===== Material provided

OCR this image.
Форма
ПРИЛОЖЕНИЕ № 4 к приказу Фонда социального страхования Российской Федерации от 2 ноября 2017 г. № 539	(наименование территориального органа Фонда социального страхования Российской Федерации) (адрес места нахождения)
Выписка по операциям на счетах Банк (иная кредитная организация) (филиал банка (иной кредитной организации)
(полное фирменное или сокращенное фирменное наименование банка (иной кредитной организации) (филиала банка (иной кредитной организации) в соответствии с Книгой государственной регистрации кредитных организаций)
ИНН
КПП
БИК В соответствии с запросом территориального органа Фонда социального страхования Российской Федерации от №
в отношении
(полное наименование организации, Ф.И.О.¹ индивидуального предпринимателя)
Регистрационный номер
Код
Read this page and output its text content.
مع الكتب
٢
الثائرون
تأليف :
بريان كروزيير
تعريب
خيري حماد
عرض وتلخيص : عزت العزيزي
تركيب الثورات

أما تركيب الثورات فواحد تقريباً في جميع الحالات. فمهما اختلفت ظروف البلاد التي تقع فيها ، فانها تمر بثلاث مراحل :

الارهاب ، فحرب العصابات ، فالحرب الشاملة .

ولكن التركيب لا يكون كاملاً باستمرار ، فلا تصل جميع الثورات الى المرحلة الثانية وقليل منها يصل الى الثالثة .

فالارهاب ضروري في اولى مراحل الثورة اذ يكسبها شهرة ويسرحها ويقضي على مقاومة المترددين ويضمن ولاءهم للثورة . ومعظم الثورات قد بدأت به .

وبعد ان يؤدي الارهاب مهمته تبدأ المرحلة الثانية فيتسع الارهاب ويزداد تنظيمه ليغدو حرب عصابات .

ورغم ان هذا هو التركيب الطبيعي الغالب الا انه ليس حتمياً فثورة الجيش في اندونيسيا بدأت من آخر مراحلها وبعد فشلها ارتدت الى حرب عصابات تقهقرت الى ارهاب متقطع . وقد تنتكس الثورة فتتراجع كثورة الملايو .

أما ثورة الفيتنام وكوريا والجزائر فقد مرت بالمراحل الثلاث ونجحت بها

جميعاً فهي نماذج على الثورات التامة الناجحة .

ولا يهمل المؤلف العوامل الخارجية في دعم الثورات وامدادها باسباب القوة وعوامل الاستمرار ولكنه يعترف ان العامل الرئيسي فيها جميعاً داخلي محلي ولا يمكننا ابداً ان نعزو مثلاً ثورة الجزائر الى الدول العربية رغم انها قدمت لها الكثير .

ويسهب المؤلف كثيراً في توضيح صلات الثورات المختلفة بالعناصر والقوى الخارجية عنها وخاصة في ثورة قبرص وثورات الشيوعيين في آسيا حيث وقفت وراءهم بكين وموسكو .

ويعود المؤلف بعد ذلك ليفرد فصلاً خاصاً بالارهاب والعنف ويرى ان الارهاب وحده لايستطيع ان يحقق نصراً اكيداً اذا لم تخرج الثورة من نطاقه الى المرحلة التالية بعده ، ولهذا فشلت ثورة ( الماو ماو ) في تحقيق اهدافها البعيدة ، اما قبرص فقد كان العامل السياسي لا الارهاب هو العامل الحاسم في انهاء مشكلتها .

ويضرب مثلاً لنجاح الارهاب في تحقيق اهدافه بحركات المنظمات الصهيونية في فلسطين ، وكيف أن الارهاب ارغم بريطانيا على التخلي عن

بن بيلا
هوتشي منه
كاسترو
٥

==========

## Required work
Recopy the entries above exactly, with every line included.

## Finished task
OCR this image.
Форма
ПРИЛОЖЕНИЕ № 4 к приказу Фонда социального страхования Российской Федерации от 2 ноября 2017 г. № 539	(наименование территориального органа Фонда социального страхования Российской Федерации) (адрес места нахождения)
Выписка по операциям на счетах Банк (иная кредитная организация) (филиал банка (иной кредитной организации)
(полное фирменное или сокращенное фирменное наименование банка (иной кредитной организации) (филиала банка (иной кредитной организации) в соответствии с Книгой государственной регистрации кредитных организаций)
ИНН
КПП
БИК В соответствии с запросом территориального органа Фонда социального страхования Российской Федерации от №
в отношении
(полное наименование организации, Ф.И.О.¹ индивидуального предпринимателя)
Регистрационный номер
Код
Read this page and output its text content.
مع الكتب
٢
الثائرون
تأليف :
بريان كروزيير
تعريب
خيري حماد
عرض وتلخيص : عزت العزيزي
تركيب الثورات

أما تركيب الثورات فواحد تقريباً في جميع الحالات. فمهما اختلفت ظروف البلاد التي تقع فيها ، فانها تمر بثلاث مراحل :

الارهاب ، فحرب العصابات ، فالحرب الشاملة .

ولكن التركيب لا يكون كاملاً باستمرار ، فلا تصل جميع الثورات الى المرحلة الثانية وقليل منها يصل الى الثالثة .

فالارهاب ضروري في اولى مراحل الثورة اذ يكسبها شهرة ويسرحها ويقضي على مقاومة المترددين ويضمن ولاءهم للثورة . ومعظم الثورات قد بدأت به .

وبعد ان يؤدي الارهاب مهمته تبدأ المرحلة الثانية فيتسع الارهاب ويزداد تنظيمه ليغدو حرب عصابات .

ورغم ان هذا هو التركيب الطبيعي الغالب الا انه ليس حتمياً فثورة الجيش في اندونيسيا بدأت من آخر مراحلها وبعد فشلها ارتدت الى حرب عصابات تقهقرت الى ارهاب متقطع . وقد تنتكس الثورة فتتراجع كثورة الملايو .

أما ثورة الفيتنام وكوريا والجزائر فقد مرت بالمراحل الثلاث ونجحت بها

جميعاً فهي نماذج على الثورات التامة الناجحة .

ولا يهمل المؤلف العوامل الخارجية في دعم الثورات وامدادها باسباب القوة وعوامل الاستمرار ولكنه يعترف ان العامل الرئيسي فيها جميعاً داخلي محلي ولا يمكننا ابداً ان نعزو مثلاً ثورة الجزائر الى الدول العربية رغم انها قدمت لها الكثير .

ويسهب المؤلف كثيراً في توضيح صلات الثورات المختلفة بالعناصر والقوى الخارجية عنها وخاصة في ثورة قبرص وثورات الشيوعيين في آسيا حيث وقفت وراءهم بكين وموسكو .

ويعود المؤلف بعد ذلك ليفرد فصلاً خاصاً بالارهاب والعنف ويرى ان الارهاب وحده لايستطيع ان يحقق نصراً اكيداً اذا لم تخرج الثورة من نطاقه الى المرحلة التالية بعده ، ولهذا فشلت ثورة ( الماو ماو ) في تحقيق اهدافها البعيدة ، اما قبرص فقد كان العامل السياسي لا الارهاب هو العامل الحاسم في انهاء مشكلتها .

ويضرب مثلاً لنجاح الارهاب في تحقيق اهدافه بحركات المنظمات الصهيونية في فلسطين ، وكيف أن الارهاب ارغم بريطانيا على التخلي عن

بن بيلا
هوتشي منه
كاسترو
٥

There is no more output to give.